Brief: Every line of the material that follows must be printed again exactly.

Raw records
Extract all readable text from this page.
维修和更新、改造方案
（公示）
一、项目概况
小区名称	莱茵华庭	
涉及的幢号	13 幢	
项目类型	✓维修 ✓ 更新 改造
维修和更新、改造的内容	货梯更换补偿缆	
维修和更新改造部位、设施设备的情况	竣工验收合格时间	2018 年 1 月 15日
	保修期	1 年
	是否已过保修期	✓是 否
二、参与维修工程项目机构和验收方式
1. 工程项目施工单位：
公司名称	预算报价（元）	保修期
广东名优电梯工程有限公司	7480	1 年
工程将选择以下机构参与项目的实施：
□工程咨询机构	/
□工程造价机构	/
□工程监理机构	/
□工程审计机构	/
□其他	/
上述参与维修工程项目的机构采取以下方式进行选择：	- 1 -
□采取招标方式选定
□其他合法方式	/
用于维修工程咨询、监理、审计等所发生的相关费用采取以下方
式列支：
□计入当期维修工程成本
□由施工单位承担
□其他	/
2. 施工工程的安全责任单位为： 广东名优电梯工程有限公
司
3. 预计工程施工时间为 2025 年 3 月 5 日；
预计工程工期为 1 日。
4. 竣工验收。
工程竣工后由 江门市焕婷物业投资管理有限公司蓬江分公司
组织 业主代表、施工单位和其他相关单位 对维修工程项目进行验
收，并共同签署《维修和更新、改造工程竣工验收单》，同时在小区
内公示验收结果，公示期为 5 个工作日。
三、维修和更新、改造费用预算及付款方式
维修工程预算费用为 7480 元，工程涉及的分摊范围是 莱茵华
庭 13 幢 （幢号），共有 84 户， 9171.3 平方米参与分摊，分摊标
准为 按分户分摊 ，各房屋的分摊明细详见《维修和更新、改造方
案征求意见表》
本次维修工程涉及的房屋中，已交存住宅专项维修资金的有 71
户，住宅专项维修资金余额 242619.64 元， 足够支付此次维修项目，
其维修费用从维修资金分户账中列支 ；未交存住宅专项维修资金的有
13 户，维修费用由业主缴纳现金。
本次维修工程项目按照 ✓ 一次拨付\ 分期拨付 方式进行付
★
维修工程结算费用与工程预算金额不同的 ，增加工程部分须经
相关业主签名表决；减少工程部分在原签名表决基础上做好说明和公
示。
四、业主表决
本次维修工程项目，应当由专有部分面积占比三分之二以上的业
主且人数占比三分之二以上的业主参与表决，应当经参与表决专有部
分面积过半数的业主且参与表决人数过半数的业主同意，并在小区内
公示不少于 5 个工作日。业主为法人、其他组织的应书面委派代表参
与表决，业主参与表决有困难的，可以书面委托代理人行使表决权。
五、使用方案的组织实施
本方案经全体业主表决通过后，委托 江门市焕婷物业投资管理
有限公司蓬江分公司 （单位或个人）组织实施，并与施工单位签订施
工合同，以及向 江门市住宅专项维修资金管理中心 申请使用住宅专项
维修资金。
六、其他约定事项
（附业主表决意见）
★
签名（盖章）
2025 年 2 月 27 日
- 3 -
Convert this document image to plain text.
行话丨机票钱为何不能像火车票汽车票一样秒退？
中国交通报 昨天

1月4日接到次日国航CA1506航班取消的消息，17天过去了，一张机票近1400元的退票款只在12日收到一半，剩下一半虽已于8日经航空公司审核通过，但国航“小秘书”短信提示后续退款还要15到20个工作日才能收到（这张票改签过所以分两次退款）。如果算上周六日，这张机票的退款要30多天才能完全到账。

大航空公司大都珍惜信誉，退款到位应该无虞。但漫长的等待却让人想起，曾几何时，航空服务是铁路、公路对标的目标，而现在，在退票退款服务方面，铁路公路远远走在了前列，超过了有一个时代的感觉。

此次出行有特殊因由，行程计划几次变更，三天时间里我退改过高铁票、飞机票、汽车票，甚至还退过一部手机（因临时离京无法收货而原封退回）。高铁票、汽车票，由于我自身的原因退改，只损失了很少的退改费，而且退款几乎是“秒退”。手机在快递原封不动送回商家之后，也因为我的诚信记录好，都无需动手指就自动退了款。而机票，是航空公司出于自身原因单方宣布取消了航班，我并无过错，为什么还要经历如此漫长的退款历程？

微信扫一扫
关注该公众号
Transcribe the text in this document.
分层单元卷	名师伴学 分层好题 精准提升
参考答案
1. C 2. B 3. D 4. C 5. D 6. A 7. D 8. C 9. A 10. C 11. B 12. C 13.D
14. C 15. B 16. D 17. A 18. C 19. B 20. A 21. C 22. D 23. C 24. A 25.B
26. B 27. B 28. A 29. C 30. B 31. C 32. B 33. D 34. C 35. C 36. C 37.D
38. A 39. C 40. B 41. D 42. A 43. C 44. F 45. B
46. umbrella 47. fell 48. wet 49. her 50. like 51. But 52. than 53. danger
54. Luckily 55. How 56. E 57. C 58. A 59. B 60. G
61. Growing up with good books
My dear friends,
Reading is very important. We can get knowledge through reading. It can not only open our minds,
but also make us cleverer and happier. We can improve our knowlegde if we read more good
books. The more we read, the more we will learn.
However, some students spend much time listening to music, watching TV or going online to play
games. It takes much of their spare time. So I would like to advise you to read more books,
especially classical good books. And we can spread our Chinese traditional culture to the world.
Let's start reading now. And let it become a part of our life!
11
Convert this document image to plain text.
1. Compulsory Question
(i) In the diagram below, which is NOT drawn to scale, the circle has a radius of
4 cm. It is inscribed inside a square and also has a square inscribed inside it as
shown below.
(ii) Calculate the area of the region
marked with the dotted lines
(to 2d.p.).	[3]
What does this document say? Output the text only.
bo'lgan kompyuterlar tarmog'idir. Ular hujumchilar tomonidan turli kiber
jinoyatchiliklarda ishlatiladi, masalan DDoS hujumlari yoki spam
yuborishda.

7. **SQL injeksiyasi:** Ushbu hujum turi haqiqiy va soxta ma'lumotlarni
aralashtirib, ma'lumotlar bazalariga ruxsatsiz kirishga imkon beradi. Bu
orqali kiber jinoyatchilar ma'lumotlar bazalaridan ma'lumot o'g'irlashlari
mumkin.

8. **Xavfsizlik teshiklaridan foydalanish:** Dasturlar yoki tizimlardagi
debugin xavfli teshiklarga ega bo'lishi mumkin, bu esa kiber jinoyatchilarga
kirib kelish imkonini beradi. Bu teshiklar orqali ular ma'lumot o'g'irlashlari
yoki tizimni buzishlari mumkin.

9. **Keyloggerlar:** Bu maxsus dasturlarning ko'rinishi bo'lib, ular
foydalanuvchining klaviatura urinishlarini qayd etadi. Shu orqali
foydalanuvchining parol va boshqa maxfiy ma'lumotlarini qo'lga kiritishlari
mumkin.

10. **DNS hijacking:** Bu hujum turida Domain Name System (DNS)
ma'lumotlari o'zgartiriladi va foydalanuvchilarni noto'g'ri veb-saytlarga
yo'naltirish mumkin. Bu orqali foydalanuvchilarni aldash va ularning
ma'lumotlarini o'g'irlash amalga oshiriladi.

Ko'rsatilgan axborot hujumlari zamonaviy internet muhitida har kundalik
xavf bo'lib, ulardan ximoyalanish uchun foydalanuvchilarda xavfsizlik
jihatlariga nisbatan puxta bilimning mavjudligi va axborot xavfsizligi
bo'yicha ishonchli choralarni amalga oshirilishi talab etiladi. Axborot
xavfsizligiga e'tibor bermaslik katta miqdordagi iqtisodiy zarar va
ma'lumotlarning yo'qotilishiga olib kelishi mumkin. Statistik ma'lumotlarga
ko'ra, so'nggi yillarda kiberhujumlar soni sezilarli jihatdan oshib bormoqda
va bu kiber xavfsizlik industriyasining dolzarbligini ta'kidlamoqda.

Solution:
Extract all readable text from this page.
维修和更新、改造方案
（公示）
一、项目概况
小区名称	莱茵华庭	
涉及的幢号	13 幢	
项目类型	✓维修 ✓ 更新 改造
维修和更新、改造的内容	货梯更换补偿缆	
维修和更新改造部位、设施设备的情况	竣工验收合格时间	2018 年 1 月 15日
	保修期	1 年
	是否已过保修期	✓是 否
二、参与维修工程项目机构和验收方式
1. 工程项目施工单位：
公司名称	预算报价（元）	保修期
广东名优电梯工程有限公司	7480	1 年
工程将选择以下机构参与项目的实施：
□工程咨询机构	/
□工程造价机构	/
□工程监理机构	/
□工程审计机构	/
□其他	/
上述参与维修工程项目的机构采取以下方式进行选择：	- 1 -
□采取招标方式选定
□其他合法方式	/
用于维修工程咨询、监理、审计等所发生的相关费用采取以下方
式列支：
□计入当期维修工程成本
□由施工单位承担
□其他	/
2. 施工工程的安全责任单位为： 广东名优电梯工程有限公
司
3. 预计工程施工时间为 2025 年 3 月 5 日；
预计工程工期为 1 日。
4. 竣工验收。
工程竣工后由 江门市焕婷物业投资管理有限公司蓬江分公司
组织 业主代表、施工单位和其他相关单位 对维修工程项目进行验
收，并共同签署《维修和更新、改造工程竣工验收单》，同时在小区
内公示验收结果，公示期为 5 个工作日。
三、维修和更新、改造费用预算及付款方式
维修工程预算费用为 7480 元，工程涉及的分摊范围是 莱茵华
庭 13 幢 （幢号），共有 84 户， 9171.3 平方米参与分摊，分摊标
准为 按分户分摊 ，各房屋的分摊明细详见《维修和更新、改造方
案征求意见表》
本次维修工程涉及的房屋中，已交存住宅专项维修资金的有 71
户，住宅专项维修资金余额 242619.64 元， 足够支付此次维修项目，
其维修费用从维修资金分户账中列支 ；未交存住宅专项维修资金的有
13 户，维修费用由业主缴纳现金。
本次维修工程项目按照 ✓ 一次拨付\ 分期拨付 方式进行付
★
维修工程结算费用与工程预算金额不同的 ，增加工程部分须经
相关业主签名表决；减少工程部分在原签名表决基础上做好说明和公
示。
四、业主表决
本次维修工程项目，应当由专有部分面积占比三分之二以上的业
主且人数占比三分之二以上的业主参与表决，应当经参与表决专有部
分面积过半数的业主且参与表决人数过半数的业主同意，并在小区内
公示不少于 5 个工作日。业主为法人、其他组织的应书面委派代表参
与表决，业主参与表决有困难的，可以书面委托代理人行使表决权。
五、使用方案的组织实施
本方案经全体业主表决通过后，委托 江门市焕婷物业投资管理
有限公司蓬江分公司 （单位或个人）组织实施，并与施工单位签订施
工合同，以及向 江门市住宅专项维修资金管理中心 申请使用住宅专项
维修资金。
六、其他约定事项
（附业主表决意见）
★
签名（盖章）
2025 年 2 月 27 日
- 3 -
Convert this document image to plain text.
行话丨机票钱为何不能像火车票汽车票一样秒退？
中国交通报 昨天

1月4日接到次日国航CA1506航班取消的消息，17天过去了，一张机票近1400元的退票款只在12日收到一半，剩下一半虽已于8日经航空公司审核通过，但国航“小秘书”短信提示后续退款还要15到20个工作日才能收到（这张票改签过所以分两次退款）。如果算上周六日，这张机票的退款要30多天才能完全到账。

大航空公司大都珍惜信誉，退款到位应该无虞。但漫长的等待却让人想起，曾几何时，航空服务是铁路、公路对标的目标，而现在，在退票退款服务方面，铁路公路远远走在了前列，超过了有一个时代的感觉。

此次出行有特殊因由，行程计划几次变更，三天时间里我退改过高铁票、飞机票、汽车票，甚至还退过一部手机（因临时离京无法收货而原封退回）。高铁票、汽车票，由于我自身的原因退改，只损失了很少的退改费，而且退款几乎是“秒退”。手机在快递原封不动送回商家之后，也因为我的诚信记录好，都无需动手指就自动退了款。而机票，是航空公司出于自身原因单方宣布取消了航班，我并无过错，为什么还要经历如此漫长的退款历程？

微信扫一扫
关注该公众号
Transcribe the text in this document.
分层单元卷	名师伴学 分层好题 精准提升
参考答案
1. C 2. B 3. D 4. C 5. D 6. A 7. D 8. C 9. A 10. C 11. B 12. C 13.D
14. C 15. B 16. D 17. A 18. C 19. B 20. A 21. C 22. D 23. C 24. A 25.B
26. B 27. B 28. A 29. C 30. B 31. C 32. B 33. D 34. C 35. C 36. C 37.D
38. A 39. C 40. B 41. D 42. A 43. C 44. F 45. B
46. umbrella 47. fell 48. wet 49. her 50. like 51. But 52. than 53. danger
54. Luckily 55. How 56. E 57. C 58. A 59. B 60. G
61. Growing up with good books
My dear friends,
Reading is very important. We can get knowledge through reading. It can not only open our minds,
but also make us cleverer and happier. We can improve our knowlegde if we read more good
books. The more we read, the more we will learn.
However, some students spend much time listening to music, watching TV or going online to play
games. It takes much of their spare time. So I would like to advise you to read more books,
especially classical good books. And we can spread our Chinese traditional culture to the world.
Let's start reading now. And let it become a part of our life!
11
Convert this document image to plain text.
1. Compulsory Question
(i) In the diagram below, which is NOT drawn to scale, the circle has a radius of
4 cm. It is inscribed inside a square and also has a square inscribed inside it as
shown below.
(ii) Calculate the area of the region
marked with the dotted lines
(to 2d.p.).	[3]
What does this document say? Output the text only.
bo'lgan kompyuterlar tarmog'idir. Ular hujumchilar tomonidan turli kiber
jinoyatchiliklarda ishlatiladi, masalan DDoS hujumlari yoki spam
yuborishda.

7. **SQL injeksiyasi:** Ushbu hujum turi haqiqiy va soxta ma'lumotlarni
aralashtirib, ma'lumotlar bazalariga ruxsatsiz kirishga imkon beradi. Bu
orqali kiber jinoyatchilar ma'lumotlar bazalaridan ma'lumot o'g'irlashlari
mumkin.

8. **Xavfsizlik teshiklaridan foydalanish:** Dasturlar yoki tizimlardagi
debugin xavfli teshiklarga ega bo'lishi mumkin, bu esa kiber jinoyatchilarga
kirib kelish imkonini beradi. Bu teshiklar orqali ular ma'lumot o'g'irlashlari
yoki tizimni buzishlari mumkin.

9. **Keyloggerlar:** Bu maxsus dasturlarning ko'rinishi bo'lib, ular
foydalanuvchining klaviatura urinishlarini qayd etadi. Shu orqali
foydalanuvchining parol va boshqa maxfiy ma'lumotlarini qo'lga kiritishlari
mumkin.

10. **DNS hijacking:** Bu hujum turida Domain Name System (DNS)
ma'lumotlari o'zgartiriladi va foydalanuvchilarni noto'g'ri veb-saytlarga
yo'naltirish mumkin. Bu orqali foydalanuvchilarni aldash va ularning
ma'lumotlarini o'g'irlash amalga oshiriladi.

Ko'rsatilgan axborot hujumlari zamonaviy internet muhitida har kundalik
xavf bo'lib, ulardan ximoyalanish uchun foydalanuvchilarda xavfsizlik
jihatlariga nisbatan puxta bilimning mavjudligi va axborot xavfsizligi
bo'yicha ishonchli choralarni amalga oshirilishi talab etiladi. Axborot
xavfsizligiga e'tibor bermaslik katta miqdordagi iqtisodiy zarar va
ma'lumotlarning yo'qotilishiga olib kelishi mumkin. Statistik ma'lumotlarga
ko'ra, so'nggi yillarda kiberhujumlar soni sezilarli jihatdan oshib bormoqda
va bu kiber xavfsizlik industriyasining dolzarbligini ta'kidlamoqda.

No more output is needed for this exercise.